**What to do**
Using the records below, report how many lines hold "können", with no extra text.
— Start Items —
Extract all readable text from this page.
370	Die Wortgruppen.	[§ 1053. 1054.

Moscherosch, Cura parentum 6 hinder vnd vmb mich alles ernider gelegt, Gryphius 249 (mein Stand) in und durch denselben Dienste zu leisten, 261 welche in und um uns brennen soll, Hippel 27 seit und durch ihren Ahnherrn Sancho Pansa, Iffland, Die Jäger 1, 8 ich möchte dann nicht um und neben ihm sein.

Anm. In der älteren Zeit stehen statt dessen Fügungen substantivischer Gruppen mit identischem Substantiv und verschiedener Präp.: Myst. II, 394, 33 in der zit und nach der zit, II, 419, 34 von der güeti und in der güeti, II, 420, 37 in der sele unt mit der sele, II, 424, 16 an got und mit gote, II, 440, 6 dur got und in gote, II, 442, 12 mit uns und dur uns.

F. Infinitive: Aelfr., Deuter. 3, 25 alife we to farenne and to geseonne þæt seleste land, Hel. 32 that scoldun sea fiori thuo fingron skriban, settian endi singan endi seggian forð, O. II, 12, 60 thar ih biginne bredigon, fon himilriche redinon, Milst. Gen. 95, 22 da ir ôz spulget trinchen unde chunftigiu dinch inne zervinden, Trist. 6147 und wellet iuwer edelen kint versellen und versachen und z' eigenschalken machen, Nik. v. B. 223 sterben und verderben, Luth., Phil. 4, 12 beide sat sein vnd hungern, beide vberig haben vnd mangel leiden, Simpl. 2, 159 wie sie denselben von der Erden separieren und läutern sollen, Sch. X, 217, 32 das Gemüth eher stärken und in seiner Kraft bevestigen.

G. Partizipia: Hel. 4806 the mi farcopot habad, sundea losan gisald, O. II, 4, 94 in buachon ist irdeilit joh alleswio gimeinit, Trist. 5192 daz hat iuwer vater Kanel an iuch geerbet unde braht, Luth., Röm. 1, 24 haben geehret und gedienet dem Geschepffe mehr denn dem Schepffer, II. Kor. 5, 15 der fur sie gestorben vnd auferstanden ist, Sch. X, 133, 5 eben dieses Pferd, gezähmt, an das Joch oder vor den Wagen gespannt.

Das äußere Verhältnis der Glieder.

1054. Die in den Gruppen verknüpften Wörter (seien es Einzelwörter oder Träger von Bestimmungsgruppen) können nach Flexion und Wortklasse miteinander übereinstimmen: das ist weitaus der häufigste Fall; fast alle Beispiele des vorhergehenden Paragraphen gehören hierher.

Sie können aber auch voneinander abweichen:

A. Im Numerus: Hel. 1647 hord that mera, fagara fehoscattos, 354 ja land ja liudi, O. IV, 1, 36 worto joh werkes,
— End Items —
**Exercise result**
2